## WHAT THE TASK REQUIRES
Would you output the whole of the data exactly?

(Stored items from a collection)
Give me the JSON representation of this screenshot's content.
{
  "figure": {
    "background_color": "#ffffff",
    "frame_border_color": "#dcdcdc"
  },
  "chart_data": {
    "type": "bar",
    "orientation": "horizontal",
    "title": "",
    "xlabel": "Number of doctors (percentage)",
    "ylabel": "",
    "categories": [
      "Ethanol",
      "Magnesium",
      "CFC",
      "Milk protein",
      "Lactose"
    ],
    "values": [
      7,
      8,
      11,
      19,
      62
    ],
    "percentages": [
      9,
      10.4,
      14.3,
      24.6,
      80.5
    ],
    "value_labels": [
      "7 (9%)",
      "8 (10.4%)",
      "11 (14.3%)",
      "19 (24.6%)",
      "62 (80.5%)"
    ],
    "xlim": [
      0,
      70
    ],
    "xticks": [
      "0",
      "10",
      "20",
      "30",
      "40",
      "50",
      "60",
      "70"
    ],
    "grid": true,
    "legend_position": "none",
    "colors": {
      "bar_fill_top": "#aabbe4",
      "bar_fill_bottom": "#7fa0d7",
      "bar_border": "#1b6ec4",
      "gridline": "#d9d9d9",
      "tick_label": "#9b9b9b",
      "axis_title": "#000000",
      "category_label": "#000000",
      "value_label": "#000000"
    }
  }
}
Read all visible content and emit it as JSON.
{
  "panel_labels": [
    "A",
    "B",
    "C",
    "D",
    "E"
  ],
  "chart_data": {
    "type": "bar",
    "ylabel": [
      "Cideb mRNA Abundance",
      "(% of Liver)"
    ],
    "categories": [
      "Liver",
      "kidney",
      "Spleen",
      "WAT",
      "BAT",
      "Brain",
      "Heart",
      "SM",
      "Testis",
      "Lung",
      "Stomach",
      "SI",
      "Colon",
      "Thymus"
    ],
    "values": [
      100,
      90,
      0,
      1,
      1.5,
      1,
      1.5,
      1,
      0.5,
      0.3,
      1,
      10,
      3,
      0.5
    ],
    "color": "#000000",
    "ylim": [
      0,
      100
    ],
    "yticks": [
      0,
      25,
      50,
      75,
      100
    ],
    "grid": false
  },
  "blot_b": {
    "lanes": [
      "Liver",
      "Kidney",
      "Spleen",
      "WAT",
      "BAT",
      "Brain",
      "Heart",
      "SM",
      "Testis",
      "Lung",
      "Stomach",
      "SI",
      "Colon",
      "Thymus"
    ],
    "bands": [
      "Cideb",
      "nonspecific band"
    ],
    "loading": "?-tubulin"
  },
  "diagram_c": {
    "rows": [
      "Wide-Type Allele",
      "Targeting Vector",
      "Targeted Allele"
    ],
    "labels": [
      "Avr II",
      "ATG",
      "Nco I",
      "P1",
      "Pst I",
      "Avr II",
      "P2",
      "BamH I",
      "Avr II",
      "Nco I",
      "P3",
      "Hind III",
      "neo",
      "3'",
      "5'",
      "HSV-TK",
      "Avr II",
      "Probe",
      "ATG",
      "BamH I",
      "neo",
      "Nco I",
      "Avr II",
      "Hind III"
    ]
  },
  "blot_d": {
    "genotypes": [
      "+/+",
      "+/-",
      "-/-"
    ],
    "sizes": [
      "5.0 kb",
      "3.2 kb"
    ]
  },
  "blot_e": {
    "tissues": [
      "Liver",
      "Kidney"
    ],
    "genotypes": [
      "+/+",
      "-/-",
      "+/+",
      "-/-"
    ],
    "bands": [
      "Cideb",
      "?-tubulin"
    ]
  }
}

## WRITTEN REPLY
Give me the JSON representation of this screenshot's content.
{
  "figure": {
    "background_color": "#ffffff",
    "frame_border_color": "#dcdcdc"
  },
  "chart_data": {
    "type": "bar",
    "orientation": "horizontal",
    "title": "",
    "xlabel": "Number of doctors (percentage)",
    "ylabel": "",
    "categories": [
      "Ethanol",
      "Magnesium",
      "CFC",
      "Milk protein",
      "Lactose"
    ],
    "values": [
      7,
      8,
      11,
      19,
      62
    ],
    "percentages": [
      9,
      10.4,
      14.3,
      24.6,
      80.5
    ],
    "value_labels": [
      "7 (9%)",
      "8 (10.4%)",
      "11 (14.3%)",
      "19 (24.6%)",
      "62 (80.5%)"
    ],
    "xlim": [
      0,
      70
    ],
    "xticks": [
      "0",
      "10",
      "20",
      "30",
      "40",
      "50",
      "60",
      "70"
    ],
    "grid": true,
    "legend_position": "none",
    "colors": {
      "bar_fill_top": "#aabbe4",
      "bar_fill_bottom": "#7fa0d7",
      "bar_border": "#1b6ec4",
      "gridline": "#d9d9d9",
      "tick_label": "#9b9b9b",
      "axis_title": "#000000",
      "category_label": "#000000",
      "value_label": "#000000"
    }
  }
}
Read all visible content and emit it as JSON.
{
  "panel_labels": [
    "A",
    "B",
    "C",
    "D",
    "E"
  ],
  "chart_data": {
    "type": "bar",
    "ylabel": [
      "Cideb mRNA Abundance",
      "(% of Liver)"
    ],
    "categories": [
      "Liver",
      "kidney",
      "Spleen",
      "WAT",
      "BAT",
      "Brain",
      "Heart",
      "SM",
      "Testis",
      "Lung",
      "Stomach",
      "SI",
      "Colon",
      "Thymus"
    ],
    "values": [
      100,
      90,
      0,
      1,
      1.5,
      1,
      1.5,
      1,
      0.5,
      0.3,
      1,
      10,
      3,
      0.5
    ],
    "color": "#000000",
    "ylim": [
      0,
      100
    ],
    "yticks": [
      0,
      25,
      50,
      75,
      100
    ],
    "grid": false
  },
  "blot_b": {
    "lanes": [
      "Liver",
      "Kidney",
      "Spleen",
      "WAT",
      "BAT",
      "Brain",
      "Heart",
      "SM",
      "Testis",
      "Lung",
      "Stomach",
      "SI",
      "Colon",
      "Thymus"
    ],
    "bands": [
      "Cideb",
      "nonspecific band"
    ],
    "loading": "?-tubulin"
  },
  "diagram_c": {
    "rows": [
      "Wide-Type Allele",
      "Targeting Vector",
      "Targeted Allele"
    ],
    "labels": [
      "Avr II",
      "ATG",
      "Nco I",
      "P1",
      "Pst I",
      "Avr II",
      "P2",
      "BamH I",
      "Avr II",
      "Nco I",
      "P3",
      "Hind III",
      "neo",
      "3'",
      "5'",
      "HSV-TK",
      "Avr II",
      "Probe",
      "ATG",
      "BamH I",
      "neo",
      "Nco I",
      "Avr II",
      "Hind III"
    ]
  },
  "blot_d": {
    "genotypes": [
      "+/+",
      "+/-",
      "-/-"
    ],
    "sizes": [
      "5.0 kb",
      "3.2 kb"
    ]
  },
  "blot_e": {
    "tissues": [
      "Liver",
      "Kidney"
    ],
    "genotypes": [
      "+/+",
      "-/-",
      "+/+",
      "-/-"
    ],
    "bands": [
      "Cideb",
      "?-tubulin"
    ]
  }
}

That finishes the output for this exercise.